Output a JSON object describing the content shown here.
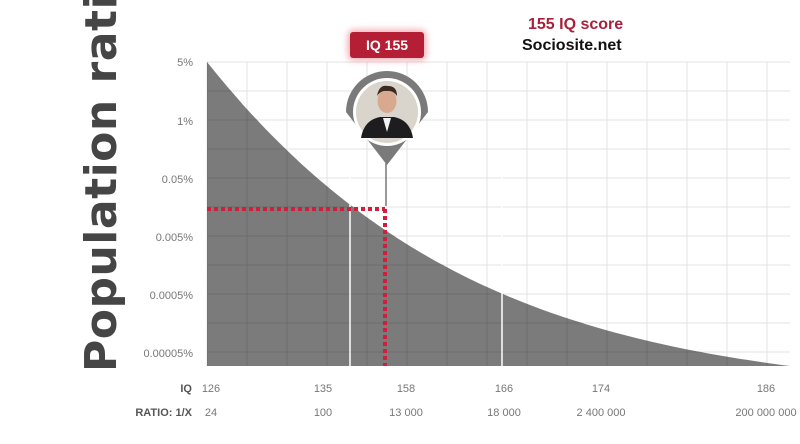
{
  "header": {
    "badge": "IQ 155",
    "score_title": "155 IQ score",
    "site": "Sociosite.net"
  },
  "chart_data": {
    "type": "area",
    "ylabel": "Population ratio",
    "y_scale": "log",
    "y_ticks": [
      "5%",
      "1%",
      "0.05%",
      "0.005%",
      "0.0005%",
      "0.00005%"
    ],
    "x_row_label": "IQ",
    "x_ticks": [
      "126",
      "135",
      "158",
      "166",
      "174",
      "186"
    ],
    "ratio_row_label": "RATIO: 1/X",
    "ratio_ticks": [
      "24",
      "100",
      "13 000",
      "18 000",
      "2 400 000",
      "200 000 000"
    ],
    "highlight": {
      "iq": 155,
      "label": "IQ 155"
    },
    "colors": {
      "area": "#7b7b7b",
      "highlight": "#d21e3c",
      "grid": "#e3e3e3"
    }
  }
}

§ **DIRECTIONS FOR THIS TASK**: The records above must be printed exactly; the pictures stay out.

§ **SOLUTION TO THE PROBLEM**:
Output a JSON object describing the content shown here.
{
  "header": {
    "badge": "IQ 155",
    "score_title": "155 IQ score",
    "site": "Sociosite.net"
  },
  "chart_data": {
    "type": "area",
    "ylabel": "Population ratio",
    "y_scale": "log",
    "y_ticks": [
      "5%",
      "1%",
      "0.05%",
      "0.005%",
      "0.0005%",
      "0.00005%"
    ],
    "x_row_label": "IQ",
    "x_ticks": [
      "126",
      "135",
      "158",
      "166",
      "174",
      "186"
    ],
    "ratio_row_label": "RATIO: 1/X",
    "ratio_ticks": [
      "24",
      "100",
      "13 000",
      "18 000",
      "2 400 000",
      "200 000 000"
    ],
    "highlight": {
      "iq": 155,
      "label": "IQ 155"
    },
    "colors": {
      "area": "#7b7b7b",
      "highlight": "#d21e3c",
      "grid": "#e3e3e3"
    }
  }
}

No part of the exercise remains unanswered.